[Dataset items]
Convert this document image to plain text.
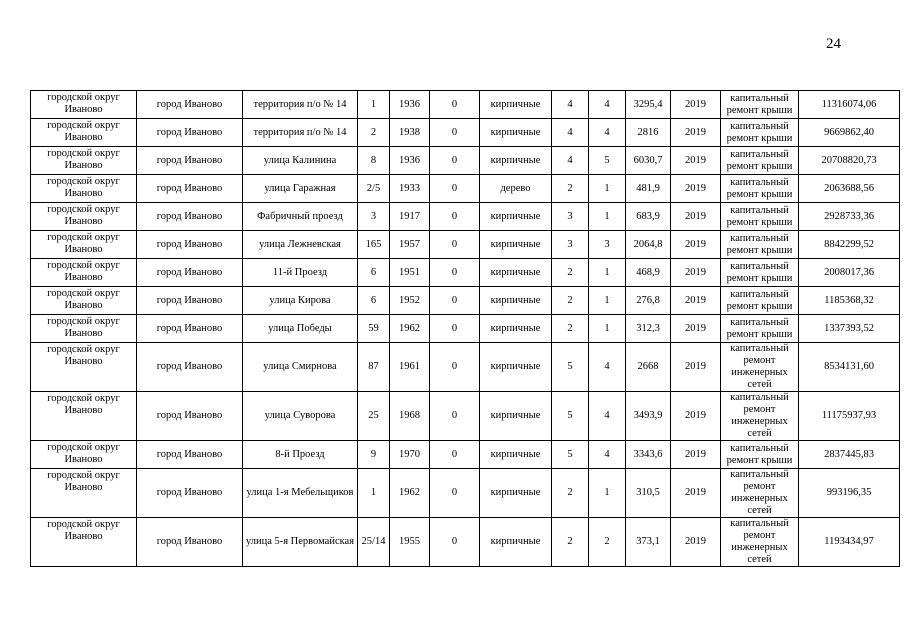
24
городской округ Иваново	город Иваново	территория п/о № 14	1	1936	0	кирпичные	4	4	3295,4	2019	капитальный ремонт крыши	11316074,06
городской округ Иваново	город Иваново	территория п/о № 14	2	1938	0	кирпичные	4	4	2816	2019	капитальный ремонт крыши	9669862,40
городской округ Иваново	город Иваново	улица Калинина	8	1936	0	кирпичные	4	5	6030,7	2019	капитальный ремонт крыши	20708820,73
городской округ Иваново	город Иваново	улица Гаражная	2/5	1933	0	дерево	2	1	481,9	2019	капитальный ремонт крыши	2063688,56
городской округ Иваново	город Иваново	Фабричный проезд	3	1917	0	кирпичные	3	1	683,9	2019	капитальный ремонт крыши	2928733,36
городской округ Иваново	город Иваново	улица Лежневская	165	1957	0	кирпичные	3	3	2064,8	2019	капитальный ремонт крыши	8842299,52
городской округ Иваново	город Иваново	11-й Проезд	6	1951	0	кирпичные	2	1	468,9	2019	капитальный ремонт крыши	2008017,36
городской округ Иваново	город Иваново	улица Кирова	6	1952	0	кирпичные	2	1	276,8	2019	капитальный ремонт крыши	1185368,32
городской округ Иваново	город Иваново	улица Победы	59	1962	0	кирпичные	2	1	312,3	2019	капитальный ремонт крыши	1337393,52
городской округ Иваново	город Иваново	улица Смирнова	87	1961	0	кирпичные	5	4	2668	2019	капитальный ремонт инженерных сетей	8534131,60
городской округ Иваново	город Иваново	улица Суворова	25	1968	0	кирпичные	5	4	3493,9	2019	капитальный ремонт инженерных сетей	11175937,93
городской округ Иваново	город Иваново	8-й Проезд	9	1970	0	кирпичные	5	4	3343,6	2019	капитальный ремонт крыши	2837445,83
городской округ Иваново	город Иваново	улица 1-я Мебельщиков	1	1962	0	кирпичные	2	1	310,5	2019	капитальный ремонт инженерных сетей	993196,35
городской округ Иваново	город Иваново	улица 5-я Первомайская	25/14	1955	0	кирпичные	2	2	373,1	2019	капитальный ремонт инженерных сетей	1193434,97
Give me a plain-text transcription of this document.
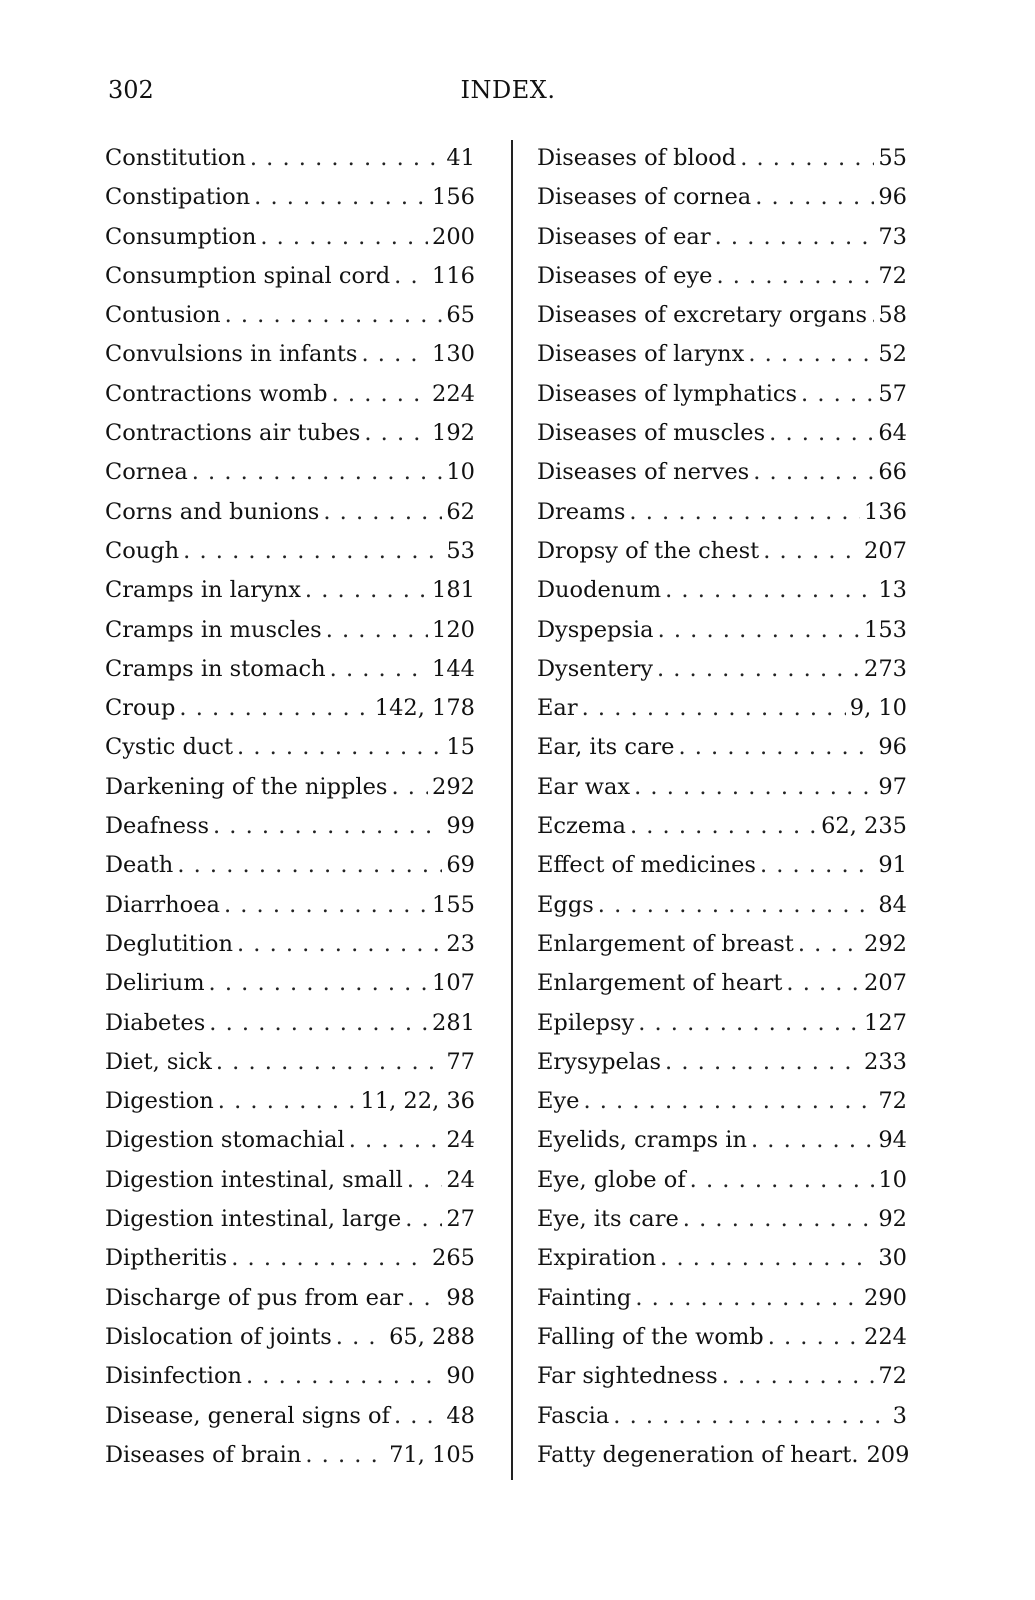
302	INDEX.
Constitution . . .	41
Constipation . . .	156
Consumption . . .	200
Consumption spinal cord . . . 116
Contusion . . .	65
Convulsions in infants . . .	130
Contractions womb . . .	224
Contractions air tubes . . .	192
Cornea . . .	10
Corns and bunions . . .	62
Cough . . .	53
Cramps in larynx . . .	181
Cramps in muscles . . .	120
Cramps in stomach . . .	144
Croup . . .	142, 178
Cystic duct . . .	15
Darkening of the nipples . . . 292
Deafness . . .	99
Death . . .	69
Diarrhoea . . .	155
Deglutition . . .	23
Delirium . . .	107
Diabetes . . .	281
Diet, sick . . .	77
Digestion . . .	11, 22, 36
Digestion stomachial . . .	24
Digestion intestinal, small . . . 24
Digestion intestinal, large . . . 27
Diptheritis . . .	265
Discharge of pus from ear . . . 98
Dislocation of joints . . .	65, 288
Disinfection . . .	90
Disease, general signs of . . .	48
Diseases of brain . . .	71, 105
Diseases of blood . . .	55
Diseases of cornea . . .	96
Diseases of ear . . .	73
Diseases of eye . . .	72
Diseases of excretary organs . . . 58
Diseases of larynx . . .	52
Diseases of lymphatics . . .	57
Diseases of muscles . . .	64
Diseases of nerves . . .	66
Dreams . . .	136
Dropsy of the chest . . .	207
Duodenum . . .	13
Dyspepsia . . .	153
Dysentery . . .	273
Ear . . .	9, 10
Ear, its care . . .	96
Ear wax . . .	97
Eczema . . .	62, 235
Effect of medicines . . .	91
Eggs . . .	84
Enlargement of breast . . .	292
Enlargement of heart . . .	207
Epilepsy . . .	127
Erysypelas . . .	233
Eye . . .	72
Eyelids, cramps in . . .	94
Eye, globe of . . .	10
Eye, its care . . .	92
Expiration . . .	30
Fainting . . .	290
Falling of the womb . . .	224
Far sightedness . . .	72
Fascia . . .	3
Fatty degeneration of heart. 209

WRITTEN EXERCISE — Say, as a single number and nothing more, how many lines of the entries contain the word "Digestion".

RESULT — 4